━━━━━ ENTRIES SHOWN

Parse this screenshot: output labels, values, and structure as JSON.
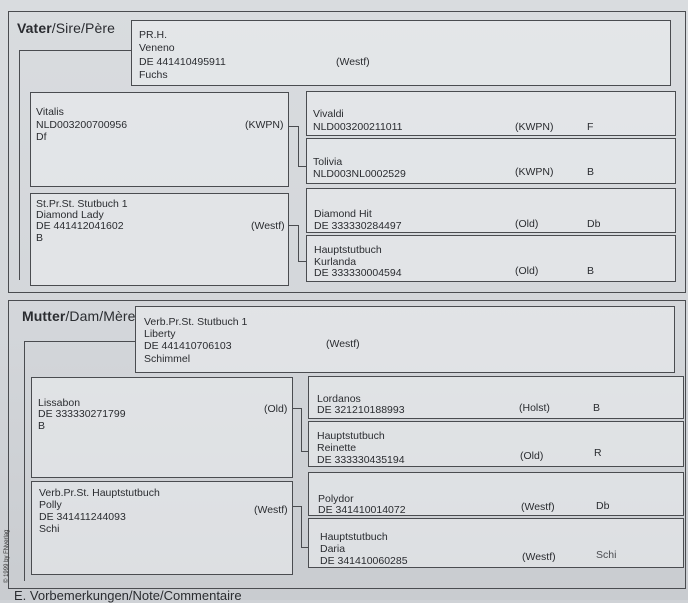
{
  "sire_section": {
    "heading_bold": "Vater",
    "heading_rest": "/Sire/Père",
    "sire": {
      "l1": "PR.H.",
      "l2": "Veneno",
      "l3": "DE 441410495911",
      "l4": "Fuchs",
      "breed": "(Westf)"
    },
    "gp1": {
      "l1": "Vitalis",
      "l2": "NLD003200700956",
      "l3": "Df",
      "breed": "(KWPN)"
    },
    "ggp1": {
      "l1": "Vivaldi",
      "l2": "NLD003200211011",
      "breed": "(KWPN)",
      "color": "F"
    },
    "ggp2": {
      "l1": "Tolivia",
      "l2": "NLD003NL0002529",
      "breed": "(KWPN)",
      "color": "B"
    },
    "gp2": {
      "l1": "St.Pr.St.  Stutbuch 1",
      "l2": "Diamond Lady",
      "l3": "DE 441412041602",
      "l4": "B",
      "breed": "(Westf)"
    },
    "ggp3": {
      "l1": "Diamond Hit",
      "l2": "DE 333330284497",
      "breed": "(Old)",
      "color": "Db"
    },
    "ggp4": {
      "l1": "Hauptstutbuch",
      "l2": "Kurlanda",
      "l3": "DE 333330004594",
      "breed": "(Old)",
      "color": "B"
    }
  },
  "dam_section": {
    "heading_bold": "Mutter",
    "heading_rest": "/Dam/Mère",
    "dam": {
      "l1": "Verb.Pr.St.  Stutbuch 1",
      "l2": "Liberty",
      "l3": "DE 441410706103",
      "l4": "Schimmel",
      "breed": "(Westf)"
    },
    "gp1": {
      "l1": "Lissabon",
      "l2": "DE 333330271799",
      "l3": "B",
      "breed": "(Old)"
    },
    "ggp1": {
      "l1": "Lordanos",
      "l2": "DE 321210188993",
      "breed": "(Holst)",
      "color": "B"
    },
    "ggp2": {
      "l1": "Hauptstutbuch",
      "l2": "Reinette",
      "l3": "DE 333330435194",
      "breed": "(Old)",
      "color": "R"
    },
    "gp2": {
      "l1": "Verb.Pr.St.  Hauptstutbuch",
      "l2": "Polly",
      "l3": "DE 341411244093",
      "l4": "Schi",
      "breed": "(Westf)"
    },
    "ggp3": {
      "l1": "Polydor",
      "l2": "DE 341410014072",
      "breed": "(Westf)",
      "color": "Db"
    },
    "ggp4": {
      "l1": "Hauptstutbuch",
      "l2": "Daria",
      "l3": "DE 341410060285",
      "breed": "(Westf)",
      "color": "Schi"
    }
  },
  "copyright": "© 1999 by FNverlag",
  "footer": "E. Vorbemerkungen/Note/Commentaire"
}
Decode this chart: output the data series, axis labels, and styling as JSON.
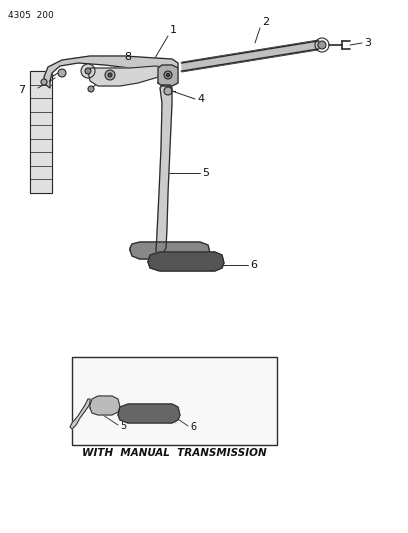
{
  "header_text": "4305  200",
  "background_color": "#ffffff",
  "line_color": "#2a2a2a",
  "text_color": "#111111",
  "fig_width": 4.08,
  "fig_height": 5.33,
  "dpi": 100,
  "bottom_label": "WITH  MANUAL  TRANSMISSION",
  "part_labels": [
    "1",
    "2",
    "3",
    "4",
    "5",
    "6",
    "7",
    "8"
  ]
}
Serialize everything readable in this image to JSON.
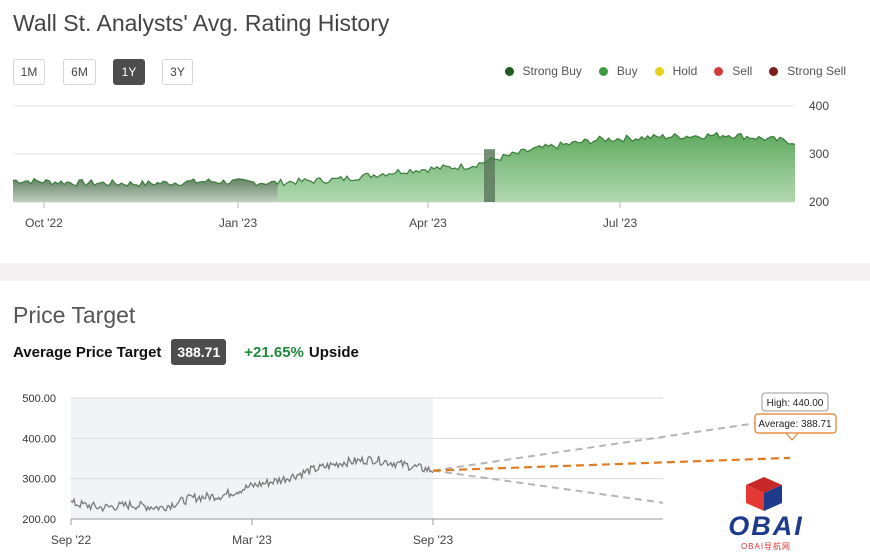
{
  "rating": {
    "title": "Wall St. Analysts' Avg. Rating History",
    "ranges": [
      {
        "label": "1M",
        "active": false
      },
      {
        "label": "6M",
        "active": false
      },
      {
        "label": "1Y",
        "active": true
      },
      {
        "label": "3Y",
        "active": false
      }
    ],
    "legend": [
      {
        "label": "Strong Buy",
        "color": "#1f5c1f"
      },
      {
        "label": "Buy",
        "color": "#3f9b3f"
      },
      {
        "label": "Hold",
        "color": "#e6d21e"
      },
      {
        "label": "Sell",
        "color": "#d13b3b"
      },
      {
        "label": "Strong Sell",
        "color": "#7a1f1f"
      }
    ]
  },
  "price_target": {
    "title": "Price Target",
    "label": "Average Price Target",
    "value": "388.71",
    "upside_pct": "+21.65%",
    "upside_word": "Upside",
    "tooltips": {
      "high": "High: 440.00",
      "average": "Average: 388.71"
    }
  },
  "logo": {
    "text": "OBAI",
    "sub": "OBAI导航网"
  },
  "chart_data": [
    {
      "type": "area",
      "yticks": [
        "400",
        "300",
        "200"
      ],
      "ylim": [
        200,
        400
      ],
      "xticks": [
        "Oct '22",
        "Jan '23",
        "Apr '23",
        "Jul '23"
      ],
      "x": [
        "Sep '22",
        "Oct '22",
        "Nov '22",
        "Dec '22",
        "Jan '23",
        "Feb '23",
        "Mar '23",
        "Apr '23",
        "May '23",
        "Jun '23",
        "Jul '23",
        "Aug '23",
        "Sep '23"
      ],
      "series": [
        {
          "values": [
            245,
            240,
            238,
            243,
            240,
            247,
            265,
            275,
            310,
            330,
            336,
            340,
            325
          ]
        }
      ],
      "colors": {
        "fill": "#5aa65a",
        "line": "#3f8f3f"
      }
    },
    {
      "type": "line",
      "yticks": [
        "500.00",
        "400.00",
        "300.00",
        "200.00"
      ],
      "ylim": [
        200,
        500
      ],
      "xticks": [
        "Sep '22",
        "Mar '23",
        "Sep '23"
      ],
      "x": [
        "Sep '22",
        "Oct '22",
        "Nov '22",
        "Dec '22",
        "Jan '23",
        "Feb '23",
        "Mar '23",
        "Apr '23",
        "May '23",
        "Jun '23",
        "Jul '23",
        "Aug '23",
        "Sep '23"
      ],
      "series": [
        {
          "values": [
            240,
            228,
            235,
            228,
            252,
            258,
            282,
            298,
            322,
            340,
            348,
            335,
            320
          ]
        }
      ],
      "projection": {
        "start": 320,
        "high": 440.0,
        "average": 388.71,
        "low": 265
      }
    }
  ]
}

━━━━━━━━━━

§ **TASK BRIEF**
Reproduce each record above by retyping it exactly; omit all images.

§ **FINAL RESULT**
Parse this screenshot: output labels, values, and structure as JSON.
{
  "sire_section": {
    "heading_bold": "Vater",
    "heading_rest": "/Sire/Père",
    "sire": {
      "l1": "PR.H.",
      "l2": "Veneno",
      "l3": "DE 441410495911",
      "l4": "Fuchs",
      "breed": "(Westf)"
    },
    "gp1": {
      "l1": "Vitalis",
      "l2": "NLD003200700956",
      "l3": "Df",
      "breed": "(KWPN)"
    },
    "ggp1": {
      "l1": "Vivaldi",
      "l2": "NLD003200211011",
      "breed": "(KWPN)",
      "color": "F"
    },
    "ggp2": {
      "l1": "Tolivia",
      "l2": "NLD003NL0002529",
      "breed": "(KWPN)",
      "color": "B"
    },
    "gp2": {
      "l1": "St.Pr.St.  Stutbuch 1",
      "l2": "Diamond Lady",
      "l3": "DE 441412041602",
      "l4": "B",
      "breed": "(Westf)"
    },
    "ggp3": {
      "l1": "Diamond Hit",
      "l2": "DE 333330284497",
      "breed": "(Old)",
      "color": "Db"
    },
    "ggp4": {
      "l1": "Hauptstutbuch",
      "l2": "Kurlanda",
      "l3": "DE 333330004594",
      "breed": "(Old)",
      "color": "B"
    }
  },
  "dam_section": {
    "heading_bold": "Mutter",
    "heading_rest": "/Dam/Mère",
    "dam": {
      "l1": "Verb.Pr.St.  Stutbuch 1",
      "l2": "Liberty",
      "l3": "DE 441410706103",
      "l4": "Schimmel",
      "breed": "(Westf)"
    },
    "gp1": {
      "l1": "Lissabon",
      "l2": "DE 333330271799",
      "l3": "B",
      "breed": "(Old)"
    },
    "ggp1": {
      "l1": "Lordanos",
      "l2": "DE 321210188993",
      "breed": "(Holst)",
      "color": "B"
    },
    "ggp2": {
      "l1": "Hauptstutbuch",
      "l2": "Reinette",
      "l3": "DE 333330435194",
      "breed": "(Old)",
      "color": "R"
    },
    "gp2": {
      "l1": "Verb.Pr.St.  Hauptstutbuch",
      "l2": "Polly",
      "l3": "DE 341411244093",
      "l4": "Schi",
      "breed": "(Westf)"
    },
    "ggp3": {
      "l1": "Polydor",
      "l2": "DE 341410014072",
      "breed": "(Westf)",
      "color": "Db"
    },
    "ggp4": {
      "l1": "Hauptstutbuch",
      "l2": "Daria",
      "l3": "DE 341410060285",
      "breed": "(Westf)",
      "color": "Schi"
    }
  },
  "copyright": "© 1999 by FNverlag",
  "footer": "E. Vorbemerkungen/Note/Commentaire"
}
Decode this chart: output the data series, axis labels, and styling as JSON.
{
  "header_text": "4305  200",
  "background_color": "#ffffff",
  "line_color": "#2a2a2a",
  "text_color": "#111111",
  "fig_width": 4.08,
  "fig_height": 5.33,
  "dpi": 100,
  "bottom_label": "WITH  MANUAL  TRANSMISSION",
  "part_labels": [
    "1",
    "2",
    "3",
    "4",
    "5",
    "6",
    "7",
    "8"
  ]
}
Serialize everything readable in this image to JSON.
{
  "rating": {
    "title": "Wall St. Analysts' Avg. Rating History",
    "ranges": [
      {
        "label": "1M",
        "active": false
      },
      {
        "label": "6M",
        "active": false
      },
      {
        "label": "1Y",
        "active": true
      },
      {
        "label": "3Y",
        "active": false
      }
    ],
    "legend": [
      {
        "label": "Strong Buy",
        "color": "#1f5c1f"
      },
      {
        "label": "Buy",
        "color": "#3f9b3f"
      },
      {
        "label": "Hold",
        "color": "#e6d21e"
      },
      {
        "label": "Sell",
        "color": "#d13b3b"
      },
      {
        "label": "Strong Sell",
        "color": "#7a1f1f"
      }
    ]
  },
  "price_target": {
    "title": "Price Target",
    "label": "Average Price Target",
    "value": "388.71",
    "upside_pct": "+21.65%",
    "upside_word": "Upside",
    "tooltips": {
      "high": "High: 440.00",
      "average": "Average: 388.71"
    }
  },
  "logo": {
    "text": "OBAI",
    "sub": "OBAI导航网"
  },
  "chart_data": [
    {
      "type": "area",
      "yticks": [
        "400",
        "300",
        "200"
      ],
      "ylim": [
        200,
        400
      ],
      "xticks": [
        "Oct '22",
        "Jan '23",
        "Apr '23",
        "Jul '23"
      ],
      "x": [
        "Sep '22",
        "Oct '22",
        "Nov '22",
        "Dec '22",
        "Jan '23",
        "Feb '23",
        "Mar '23",
        "Apr '23",
        "May '23",
        "Jun '23",
        "Jul '23",
        "Aug '23",
        "Sep '23"
      ],
      "series": [
        {
          "values": [
            245,
            240,
            238,
            243,
            240,
            247,
            265,
            275,
            310,
            330,
            336,
            340,
            325
          ]
        }
      ],
      "colors": {
        "fill": "#5aa65a",
        "line": "#3f8f3f"
      }
    },
    {
      "type": "line",
      "yticks": [
        "500.00",
        "400.00",
        "300.00",
        "200.00"
      ],
      "ylim": [
        200,
        500
      ],
      "xticks": [
        "Sep '22",
        "Mar '23",
        "Sep '23"
      ],
      "x": [
        "Sep '22",
        "Oct '22",
        "Nov '22",
        "Dec '22",
        "Jan '23",
        "Feb '23",
        "Mar '23",
        "Apr '23",
        "May '23",
        "Jun '23",
        "Jul '23",
        "Aug '23",
        "Sep '23"
      ],
      "series": [
        {
          "values": [
            240,
            228,
            235,
            228,
            252,
            258,
            282,
            298,
            322,
            340,
            348,
            335,
            320
          ]
        }
      ],
      "projection": {
        "start": 320,
        "high": 440.0,
        "average": 388.71,
        "low": 265
      }
    }
  ]
}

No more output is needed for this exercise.